■ The task ■
Can you output the material exactly as written, minus any pictures it holds?
═══ Available records ═══
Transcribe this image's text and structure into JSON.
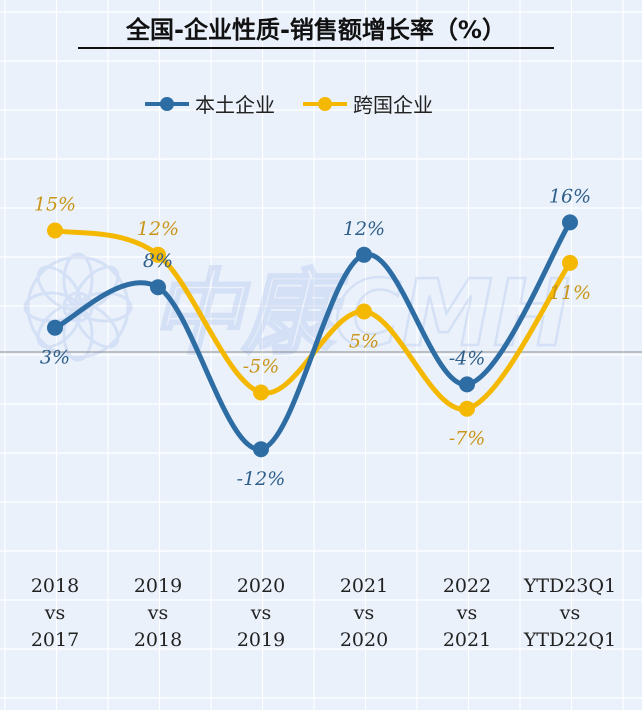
{
  "chart_data": {
    "type": "line",
    "title": "全国-企业性质-销售额增长率（%）",
    "categories": [
      [
        "2018",
        "vs",
        "2017"
      ],
      [
        "2019",
        "vs",
        "2018"
      ],
      [
        "2020",
        "vs",
        "2019"
      ],
      [
        "2021",
        "vs",
        "2020"
      ],
      [
        "2022",
        "vs",
        "2021"
      ],
      [
        "YTD23Q1",
        "vs",
        "YTD22Q1"
      ]
    ],
    "series": [
      {
        "name": "本土企业",
        "color": "#2e6da4",
        "values": [
          3,
          8,
          -12,
          12,
          -4,
          16
        ],
        "labels": [
          "3%",
          "8%",
          "-12%",
          "12%",
          "-4%",
          "16%"
        ]
      },
      {
        "name": "跨国企业",
        "color": "#f5b800",
        "values": [
          15,
          12,
          -5,
          5,
          -7,
          11
        ],
        "labels": [
          "15%",
          "12%",
          "-5%",
          "5%",
          "-7%",
          "11%"
        ]
      }
    ],
    "legend_position": "top-center",
    "grid": true,
    "smooth": true,
    "watermark": "中康CMH"
  },
  "colors": {
    "background": "#eaf1fb",
    "grid": "#ffffff",
    "axis": "#8a8a8a",
    "label_local": "#2f5f8a",
    "label_multinational": "#c9961a"
  }
}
═══
■ Result ■
Transcribe this image's text and structure into JSON.
{
  "chart_data": {
    "type": "line",
    "title": "全国-企业性质-销售额增长率（%）",
    "categories": [
      [
        "2018",
        "vs",
        "2017"
      ],
      [
        "2019",
        "vs",
        "2018"
      ],
      [
        "2020",
        "vs",
        "2019"
      ],
      [
        "2021",
        "vs",
        "2020"
      ],
      [
        "2022",
        "vs",
        "2021"
      ],
      [
        "YTD23Q1",
        "vs",
        "YTD22Q1"
      ]
    ],
    "series": [
      {
        "name": "本土企业",
        "color": "#2e6da4",
        "values": [
          3,
          8,
          -12,
          12,
          -4,
          16
        ],
        "labels": [
          "3%",
          "8%",
          "-12%",
          "12%",
          "-4%",
          "16%"
        ]
      },
      {
        "name": "跨国企业",
        "color": "#f5b800",
        "values": [
          15,
          12,
          -5,
          5,
          -7,
          11
        ],
        "labels": [
          "15%",
          "12%",
          "-5%",
          "5%",
          "-7%",
          "11%"
        ]
      }
    ],
    "legend_position": "top-center",
    "grid": true,
    "smooth": true,
    "watermark": "中康CMH"
  },
  "colors": {
    "background": "#eaf1fb",
    "grid": "#ffffff",
    "axis": "#8a8a8a",
    "label_local": "#2f5f8a",
    "label_multinational": "#c9961a"
  }
}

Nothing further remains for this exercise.